*AIM:* Write out all of the entries that follow, word for word, but skip the pictures.
** Start of RAW RECORDS **
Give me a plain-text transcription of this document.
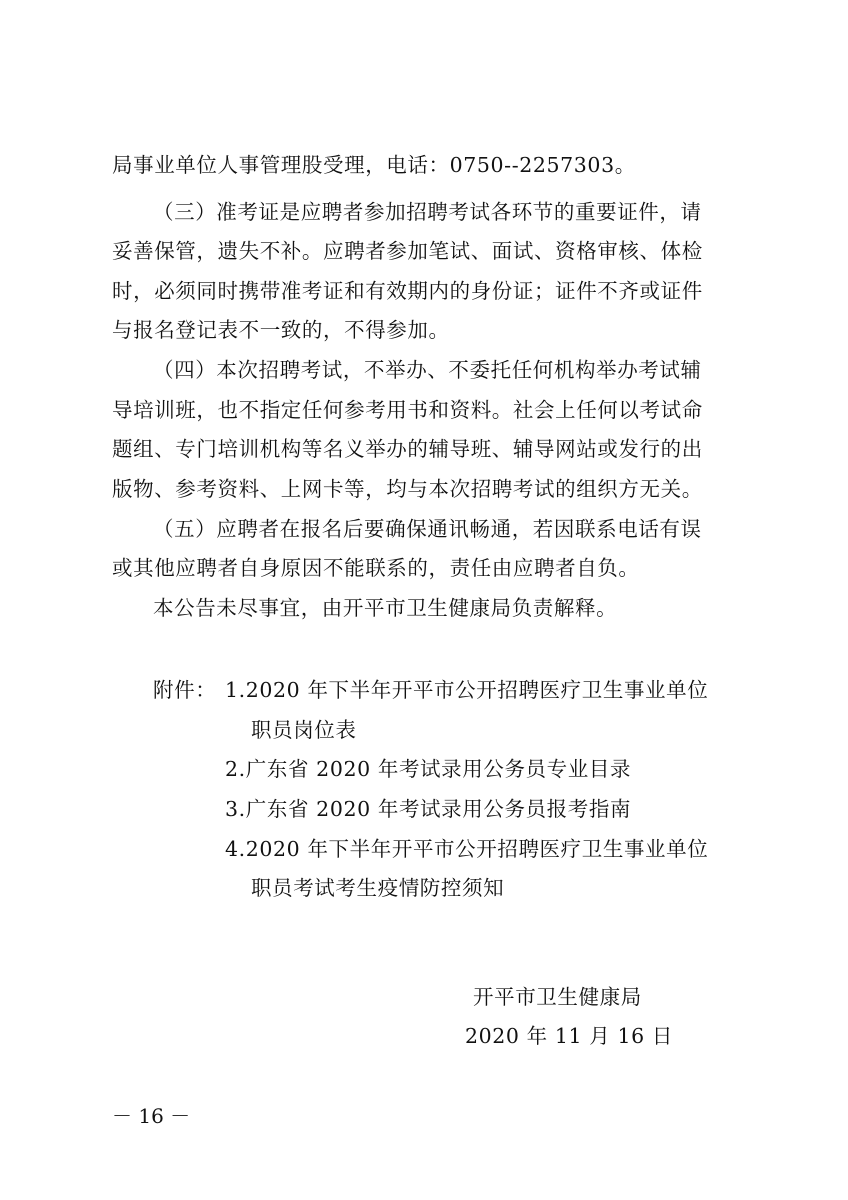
局事业单位人事管理股受理，电话：0750--2257303。
（三）准考证是应聘者参加招聘考试各环节的重要证件，请
妥善保管，遗失不补。应聘者参加笔试、面试、资格审核、体检
时，必须同时携带准考证和有效期内的身份证；证件不齐或证件
与报名登记表不一致的，不得参加。
（四）本次招聘考试，不举办、不委托任何机构举办考试辅
导培训班，也不指定任何参考用书和资料。社会上任何以考试命
题组、专门培训机构等名义举办的辅导班、辅导网站或发行的出
版物、参考资料、上网卡等，均与本次招聘考试的组织方无关。
（五）应聘者在报名后要确保通讯畅通，若因联系电话有误
或其他应聘者自身原因不能联系的，责任由应聘者自负。
本公告未尽事宜，由开平市卫生健康局负责解释。
附件： 1.2020 年下半年开平市公开招聘医疗卫生事业单位
职员岗位表
2.广东省 2020 年考试录用公务员专业目录
3.广东省 2020 年考试录用公务员报考指南
4.2020 年下半年开平市公开招聘医疗卫生事业单位
职员考试考生疫情防控须知
开平市卫生健康局
2020 年 11 月 16 日
－ 16 －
** End of RAW RECORDS **
*RESPONSE FOR THIS EXERCISE:*
Give me a plain-text transcription of this document.
局事业单位人事管理股受理，电话：0750--2257303。
（三）准考证是应聘者参加招聘考试各环节的重要证件，请
妥善保管，遗失不补。应聘者参加笔试、面试、资格审核、体检
时，必须同时携带准考证和有效期内的身份证；证件不齐或证件
与报名登记表不一致的，不得参加。
（四）本次招聘考试，不举办、不委托任何机构举办考试辅
导培训班，也不指定任何参考用书和资料。社会上任何以考试命
题组、专门培训机构等名义举办的辅导班、辅导网站或发行的出
版物、参考资料、上网卡等，均与本次招聘考试的组织方无关。
（五）应聘者在报名后要确保通讯畅通，若因联系电话有误
或其他应聘者自身原因不能联系的，责任由应聘者自负。
本公告未尽事宜，由开平市卫生健康局负责解释。
附件： 1.2020 年下半年开平市公开招聘医疗卫生事业单位
职员岗位表
2.广东省 2020 年考试录用公务员专业目录
3.广东省 2020 年考试录用公务员报考指南
4.2020 年下半年开平市公开招聘医疗卫生事业单位
职员考试考生疫情防控须知
开平市卫生健康局
2020 年 11 月 16 日
－ 16 －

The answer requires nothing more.